- **THE PROBLEM**
Extract every line of the material that holds the string "Hour".

:: RECORDS SHOWN

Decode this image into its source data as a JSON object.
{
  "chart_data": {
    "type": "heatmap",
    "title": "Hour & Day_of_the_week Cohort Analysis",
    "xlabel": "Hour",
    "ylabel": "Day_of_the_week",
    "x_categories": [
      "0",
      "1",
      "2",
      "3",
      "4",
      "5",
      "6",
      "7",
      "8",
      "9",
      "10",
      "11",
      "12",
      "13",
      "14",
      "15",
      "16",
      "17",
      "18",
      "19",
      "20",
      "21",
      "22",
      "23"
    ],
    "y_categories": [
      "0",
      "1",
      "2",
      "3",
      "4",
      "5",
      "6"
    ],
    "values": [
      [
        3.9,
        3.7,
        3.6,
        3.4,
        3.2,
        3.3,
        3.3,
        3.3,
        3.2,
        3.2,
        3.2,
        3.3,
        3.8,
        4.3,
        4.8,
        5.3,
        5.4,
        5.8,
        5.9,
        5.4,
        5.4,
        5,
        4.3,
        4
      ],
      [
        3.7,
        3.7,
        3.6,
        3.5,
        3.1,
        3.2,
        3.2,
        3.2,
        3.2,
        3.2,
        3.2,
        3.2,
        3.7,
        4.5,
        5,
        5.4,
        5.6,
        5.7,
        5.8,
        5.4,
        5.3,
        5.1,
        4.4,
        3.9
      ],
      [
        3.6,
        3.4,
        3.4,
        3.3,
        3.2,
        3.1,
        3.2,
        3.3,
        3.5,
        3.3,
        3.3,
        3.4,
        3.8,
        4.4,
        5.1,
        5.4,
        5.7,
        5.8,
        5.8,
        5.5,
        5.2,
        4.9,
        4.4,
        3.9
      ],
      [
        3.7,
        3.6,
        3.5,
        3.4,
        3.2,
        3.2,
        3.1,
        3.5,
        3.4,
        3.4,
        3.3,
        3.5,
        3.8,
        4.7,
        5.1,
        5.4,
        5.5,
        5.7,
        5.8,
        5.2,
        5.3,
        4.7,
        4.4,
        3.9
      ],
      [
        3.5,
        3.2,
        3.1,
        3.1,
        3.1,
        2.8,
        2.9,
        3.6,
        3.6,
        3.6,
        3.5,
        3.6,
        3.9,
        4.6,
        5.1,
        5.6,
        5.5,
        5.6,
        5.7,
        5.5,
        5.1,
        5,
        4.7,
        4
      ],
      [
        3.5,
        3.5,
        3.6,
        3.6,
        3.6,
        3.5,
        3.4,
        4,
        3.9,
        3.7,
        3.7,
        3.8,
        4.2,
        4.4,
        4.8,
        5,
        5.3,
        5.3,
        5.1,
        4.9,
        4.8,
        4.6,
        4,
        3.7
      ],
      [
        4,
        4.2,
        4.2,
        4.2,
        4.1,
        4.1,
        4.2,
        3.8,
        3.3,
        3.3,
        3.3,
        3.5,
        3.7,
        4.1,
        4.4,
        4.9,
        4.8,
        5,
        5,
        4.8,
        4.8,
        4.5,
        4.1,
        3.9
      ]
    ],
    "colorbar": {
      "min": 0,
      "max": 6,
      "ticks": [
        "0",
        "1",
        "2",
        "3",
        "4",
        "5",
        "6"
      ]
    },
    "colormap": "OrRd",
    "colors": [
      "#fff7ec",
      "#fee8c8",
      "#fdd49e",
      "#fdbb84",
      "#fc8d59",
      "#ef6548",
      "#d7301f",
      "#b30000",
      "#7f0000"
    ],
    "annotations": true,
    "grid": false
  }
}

::::

- **SOLUTION**
    "title": "Hour & Day_of_the_week Cohort Analysis",
    "xlabel": "Hour",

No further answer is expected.